## The problem
Go through the listing below and list every line with "Pressure".

## Data provided

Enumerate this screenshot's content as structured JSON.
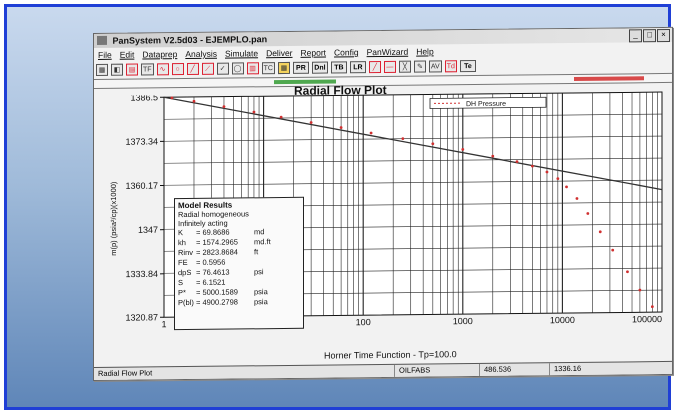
{
  "window": {
    "title": "PanSystem V2.5d03 - EJEMPLO.pan",
    "controls": [
      "_",
      "□",
      "×"
    ]
  },
  "menu": [
    "File",
    "Edit",
    "Dataprep",
    "Analysis",
    "Simulate",
    "Deliver",
    "Report",
    "Config",
    "PanWizard",
    "Help"
  ],
  "toolbar": [
    "TF",
    "TC",
    "PR",
    "Dnl",
    "TB",
    "LR",
    "AV",
    "Td",
    "Te"
  ],
  "plot": {
    "title": "Radial Flow Plot",
    "xlabel": "Horner Time Function - Tp=100.0",
    "ylabel": "m(p) (psia²/cp)(x1000)",
    "legend": "DH Pressure"
  },
  "model": {
    "title": "Model Results",
    "lines": [
      "Radial homogeneous",
      "Infinitely acting"
    ],
    "params": [
      {
        "k": "K",
        "v": "= 69.8686",
        "u": "md"
      },
      {
        "k": "kh",
        "v": "= 1574.2965",
        "u": "md.ft"
      },
      {
        "k": "Rinv",
        "v": "= 2823.8684",
        "u": "ft"
      },
      {
        "k": "FE",
        "v": "= 0.5956",
        "u": ""
      },
      {
        "k": "dpS",
        "v": "= 76.4613",
        "u": "psi"
      },
      {
        "k": "S",
        "v": "= 6.1521",
        "u": ""
      },
      {
        "k": "P*",
        "v": "= 5000.1589",
        "u": "psia"
      },
      {
        "k": "P(bl)",
        "v": "= 4900.2798",
        "u": "psia"
      }
    ]
  },
  "status": {
    "left": "Radial Flow Plot",
    "mode": "OILFABS",
    "x": "486.536",
    "y": "1336.16"
  },
  "chart_data": {
    "type": "scatter",
    "title": "Radial Flow Plot",
    "xlabel": "Horner Time Function - Tp=100.0",
    "ylabel": "m(p) (psia²/cp)(x1000)",
    "xscale": "log",
    "xlim": [
      1,
      100000
    ],
    "ylim": [
      1320.87,
      1386.5
    ],
    "xticks": [
      "1",
      "10",
      "100",
      "1000",
      "10000",
      "100000"
    ],
    "yticks": [
      "1386.5",
      "1373.34",
      "1360.17",
      "1347",
      "1333.84",
      "1320.87"
    ],
    "legend": "DH Pressure",
    "series": [
      {
        "name": "DH Pressure",
        "x": [
          1.2,
          2,
          4,
          8,
          15,
          30,
          60,
          120,
          250,
          500,
          1000,
          2000,
          3500,
          5000,
          7000,
          9000,
          11000,
          14000,
          18000,
          24000,
          32000,
          45000,
          60000,
          80000
        ],
        "y": [
          1386.3,
          1385.2,
          1383.5,
          1381.8,
          1380.2,
          1378.5,
          1376.9,
          1375.2,
          1373.4,
          1371.8,
          1370.0,
          1367.9,
          1366.2,
          1364.8,
          1363.0,
          1361.0,
          1358.5,
          1355.0,
          1350.5,
          1345.0,
          1339.5,
          1333.0,
          1327.5,
          1322.5
        ]
      }
    ],
    "fit_line": {
      "x": [
        1,
        100000
      ],
      "y": [
        1386.5,
        1357.4
      ]
    }
  }
}
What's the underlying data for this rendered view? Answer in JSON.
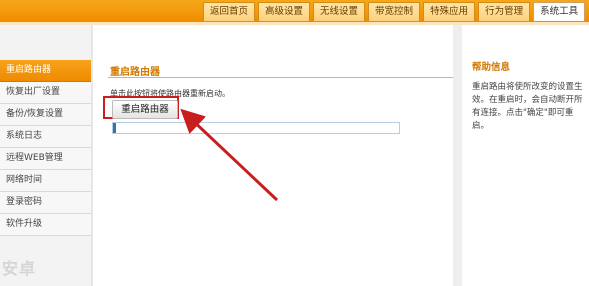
{
  "tabs": [
    {
      "label": "返回首页",
      "active": false
    },
    {
      "label": "高级设置",
      "active": false
    },
    {
      "label": "无线设置",
      "active": false
    },
    {
      "label": "带宽控制",
      "active": false
    },
    {
      "label": "特殊应用",
      "active": false
    },
    {
      "label": "行为管理",
      "active": false
    },
    {
      "label": "系统工具",
      "active": true
    }
  ],
  "sidebar": {
    "items": [
      {
        "label": "重启路由器",
        "active": true
      },
      {
        "label": "恢复出厂设置",
        "active": false
      },
      {
        "label": "备份/恢复设置",
        "active": false
      },
      {
        "label": "系统日志",
        "active": false
      },
      {
        "label": "远程WEB管理",
        "active": false
      },
      {
        "label": "网络时间",
        "active": false
      },
      {
        "label": "登录密码",
        "active": false
      },
      {
        "label": "软件升级",
        "active": false
      }
    ]
  },
  "main": {
    "title": "重启路由器",
    "description": "单击此按钮将使路由器重新启动。",
    "reboot_button": "重启路由器",
    "progress_fraction": 0.01
  },
  "help": {
    "title": "帮助信息",
    "text": "重启路由将使所改变的设置生效。在重启时，会自动断开所有连接。点击\"确定\"即可重启。"
  },
  "watermark": "安卓",
  "colors": {
    "accent": "#f08c00",
    "highlight_box": "#c81e1e",
    "progress": "#3a6fb0"
  }
}
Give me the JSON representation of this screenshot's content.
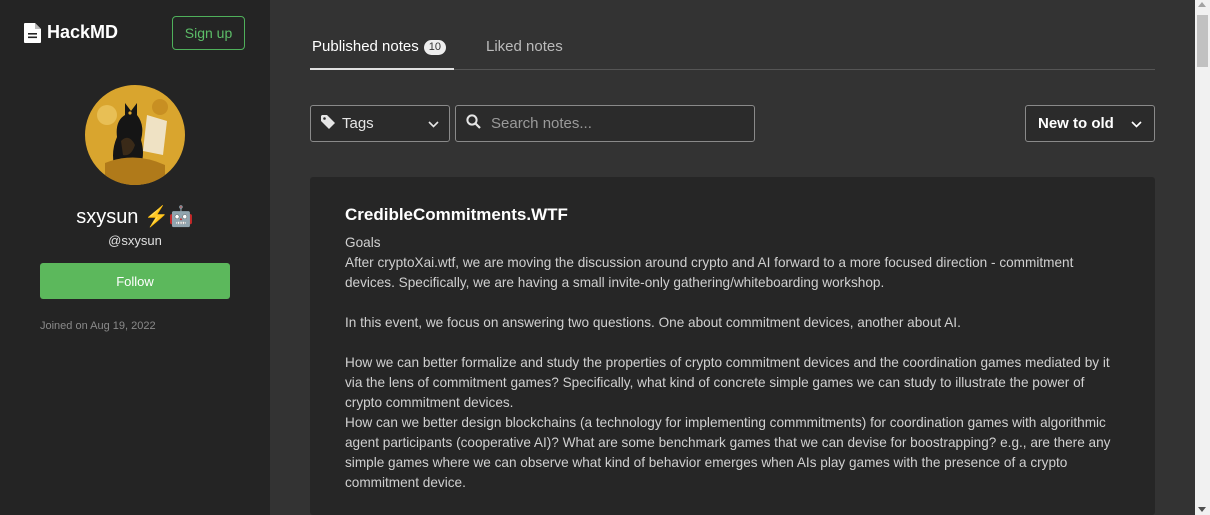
{
  "brand": {
    "name": "HackMD",
    "icon": "file-icon"
  },
  "header": {
    "signup_label": "Sign up"
  },
  "profile": {
    "name": "sxysun ⚡🤖",
    "handle": "@sxysun",
    "follow_label": "Follow",
    "joined": "Joined on Aug 19, 2022"
  },
  "tabs": [
    {
      "label": "Published notes",
      "count": "10",
      "active": true
    },
    {
      "label": "Liked notes",
      "active": false
    }
  ],
  "filters": {
    "tags_label": "Tags",
    "search_placeholder": "Search notes...",
    "sort_label": "New to old"
  },
  "note": {
    "title": "CredibleCommitments.WTF",
    "lines": [
      "Goals",
      "After cryptoXai.wtf, we are moving the discussion around crypto and AI forward to a more focused direction - commitment devices. Specifically, we are having a small invite-only gathering/whiteboarding workshop.",
      "",
      "In this event, we focus on answering two questions. One about commitment devices, another about AI.",
      "",
      "How we can better formalize and study the properties of crypto commitment devices and the coordination games mediated by it via the lens of commitment games? Specifically, what kind of concrete simple games we can study to illustrate the power of crypto commitment devices.",
      "How can we better design blockchains (a technology for implementing commmitments) for coordination games with algorithmic agent participants (cooperative AI)? What are some benchmark games that we can devise for boostrapping? e.g., are there any simple games where we can observe what kind of behavior emerges when AIs play games with the presence of a crypto commitment device."
    ]
  },
  "colors": {
    "accent_green": "#5cb85c",
    "sidebar_bg": "#242424",
    "main_bg": "#333333",
    "card_bg": "#262626"
  }
}
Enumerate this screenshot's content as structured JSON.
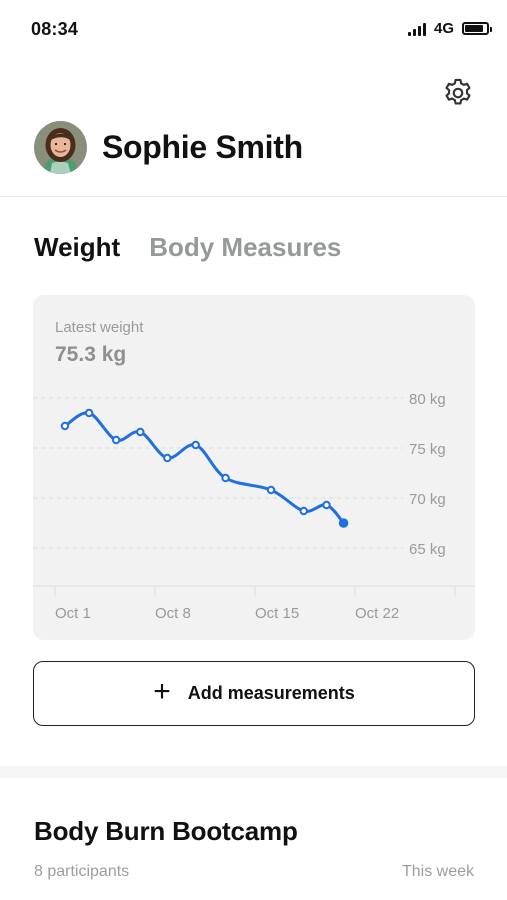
{
  "status_bar": {
    "time": "08:34",
    "network": "4G",
    "signal_icon": "cellular-signal-icon",
    "battery_icon": "battery-icon",
    "battery_level": 0.85
  },
  "header": {
    "settings_icon": "gear-icon",
    "avatar_icon": "user-avatar-photo",
    "user_name": "Sophie Smith"
  },
  "tabs": [
    {
      "label": "Weight",
      "active": true
    },
    {
      "label": "Body Measures",
      "active": false
    }
  ],
  "weight_card": {
    "latest_label": "Latest weight",
    "latest_value": "75.3 kg"
  },
  "chart_data": {
    "type": "line",
    "title": "",
    "xlabel": "",
    "ylabel": "",
    "x_ticks": [
      "Oct 1",
      "Oct 8",
      "Oct 15",
      "Oct 22"
    ],
    "y_ticks": [
      "80 kg",
      "75 kg",
      "70 kg",
      "65 kg"
    ],
    "ylim": [
      62,
      85
    ],
    "xlim": [
      0,
      28
    ],
    "grid": true,
    "series": [
      {
        "x": [
          0.7,
          2.4,
          4.3,
          6.0,
          7.9,
          9.9,
          12.0,
          15.2,
          17.5,
          19.1
        ],
        "y": [
          77.2,
          78.5,
          75.8,
          76.6,
          74.0,
          75.3,
          72.0,
          70.8,
          68.7,
          69.3
        ],
        "end_point": {
          "x": 20.3,
          "y": 67.5
        },
        "color": "#1f6fe0"
      }
    ]
  },
  "add_button": {
    "icon": "plus-icon",
    "plus_glyph": "+",
    "label": "Add measurements"
  },
  "program": {
    "title": "Body Burn Bootcamp",
    "participants": "8 participants",
    "period": "This week"
  }
}
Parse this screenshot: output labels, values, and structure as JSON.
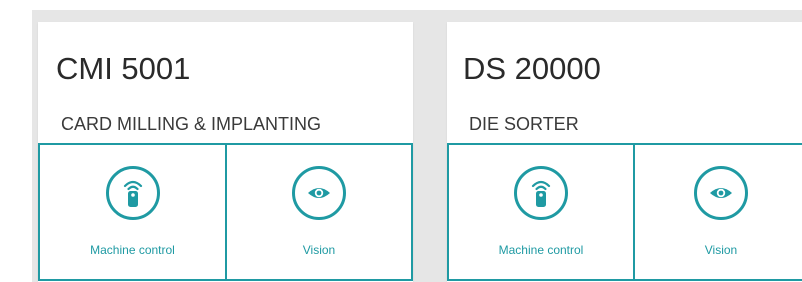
{
  "colors": {
    "accent": "#1f9aa3",
    "background": "#e6e6e6",
    "card": "#ffffff",
    "title_text": "#2a2a2a"
  },
  "cards": [
    {
      "title": "CMI 5001",
      "subtitle": "CARD MILLING & IMPLANTING",
      "tiles": [
        {
          "label": "Machine control",
          "icon": "remote-control-icon"
        },
        {
          "label": "Vision",
          "icon": "eye-icon"
        }
      ]
    },
    {
      "title": "DS 20000",
      "subtitle": "DIE SORTER",
      "tiles": [
        {
          "label": "Machine control",
          "icon": "remote-control-icon"
        },
        {
          "label": "Vision",
          "icon": "eye-icon"
        }
      ]
    }
  ]
}
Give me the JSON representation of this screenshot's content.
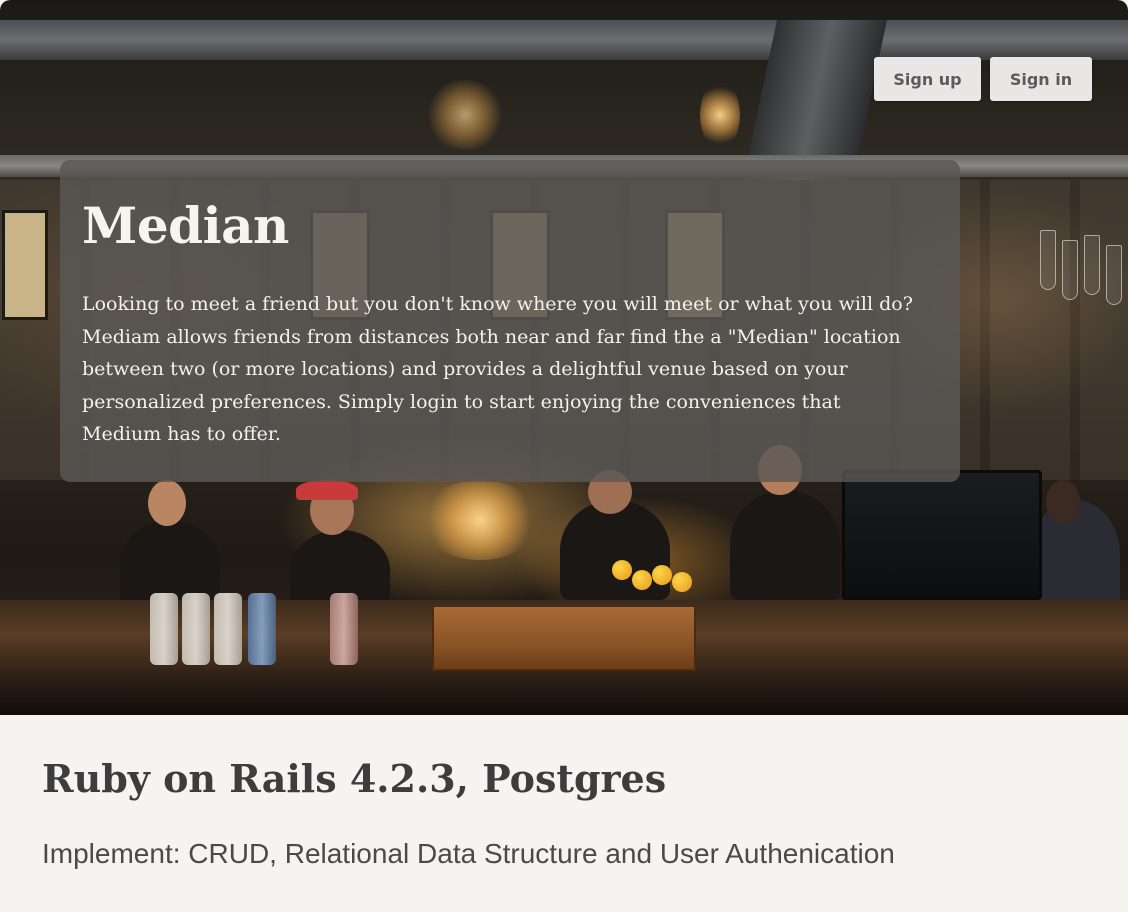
{
  "header": {
    "signup_label": "Sign up",
    "signin_label": "Sign in"
  },
  "hero": {
    "title": "Median",
    "description": "Looking to meet a friend but you don't know where you will meet or what you will do? Mediam allows friends from distances both near and far find the a \"Median\" location between two (or more locations) and provides a delightful venue based on your personalized preferences. Simply login to start enjoying the conveniences that Medium has to offer."
  },
  "caption": {
    "title": "Ruby on Rails 4.2.3, Postgres",
    "subtitle": "Implement: CRUD, Relational Data Structure and User Authenication"
  },
  "colors": {
    "button_bg": "#e8e7e5",
    "button_text": "#5a5b5e",
    "panel_bg": "#5a5855",
    "page_bg": "#f5f4f1",
    "caption_text": "#3d3d3d"
  }
}
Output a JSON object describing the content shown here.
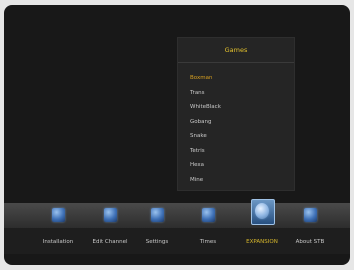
{
  "popup": {
    "title": "Games",
    "items": [
      {
        "label": "Boxman",
        "selected": true
      },
      {
        "label": "Trans",
        "selected": false
      },
      {
        "label": "WhiteBlack",
        "selected": false
      },
      {
        "label": "Gobang",
        "selected": false
      },
      {
        "label": "Snake",
        "selected": false
      },
      {
        "label": "Tetris",
        "selected": false
      },
      {
        "label": "Hexa",
        "selected": false
      },
      {
        "label": "Mine",
        "selected": false
      }
    ]
  },
  "main_menu": {
    "tabs": [
      {
        "label": "Installation",
        "icon": "installation-icon",
        "active": false
      },
      {
        "label": "Edit Channel",
        "icon": "edit-channel-icon",
        "active": false
      },
      {
        "label": "Settings",
        "icon": "settings-icon",
        "active": false
      },
      {
        "label": "Times",
        "icon": "times-icon",
        "active": false
      },
      {
        "label": "EXPANSION",
        "icon": "expansion-icon",
        "active": true
      },
      {
        "label": "About STB",
        "icon": "about-stb-icon",
        "active": false
      }
    ]
  },
  "colors": {
    "background": "#181818",
    "title_text": "#e3c12d",
    "selected_text": "#d8a020",
    "menu_text": "#c9c9c9",
    "active_tab_text": "#d8b82c"
  }
}
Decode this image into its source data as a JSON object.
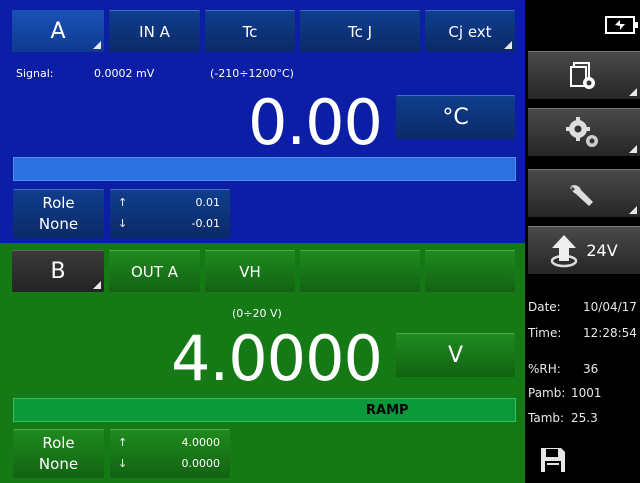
{
  "channel_a": {
    "tabs": [
      "A",
      "IN A",
      "Tc",
      "Tc J",
      "Cj ext"
    ],
    "signal_label": "Signal:",
    "signal_value": "0.0002 mV",
    "range": "(-210÷1200°C)",
    "reading": "0.00",
    "unit": "°C",
    "role_line1": "Role",
    "role_line2": "None",
    "limit_high_arrow": "↑",
    "limit_high": "0.01",
    "limit_low_arrow": "↓",
    "limit_low": "-0.01"
  },
  "channel_b": {
    "tabs": [
      "B",
      "OUT A",
      "VH",
      "",
      ""
    ],
    "range": "(0÷20 V)",
    "reading": "4.0000",
    "unit": "V",
    "bar_label": "RAMP",
    "role_line1": "Role",
    "role_line2": "None",
    "limit_high_arrow": "↑",
    "limit_high": "4.0000",
    "limit_low_arrow": "↓",
    "limit_low": "0.0000"
  },
  "sidebar": {
    "power_label": "24V",
    "date_label": "Date:",
    "date_value": "10/04/17",
    "time_label": "Time:",
    "time_value": "12:28:54",
    "rh_label": "%RH:",
    "rh_value": "36",
    "pamb_label": "Pamb:",
    "pamb_value": "1001",
    "tamb_label": "Tamb:",
    "tamb_value": "25.3",
    "icons": [
      "battery-plug-icon",
      "file-settings-icon",
      "gears-icon",
      "wrench-icon",
      "loop-power-icon",
      "save-icon"
    ]
  },
  "colors": {
    "channel_a_bg": "#0c1ea6",
    "channel_b_bg": "#157a16",
    "sidebar_bg": "#000000"
  }
}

## Result of this task
    "legend": "DH Pressure"
    "legend": "DH Pressure",
        "name": "DH Pressure",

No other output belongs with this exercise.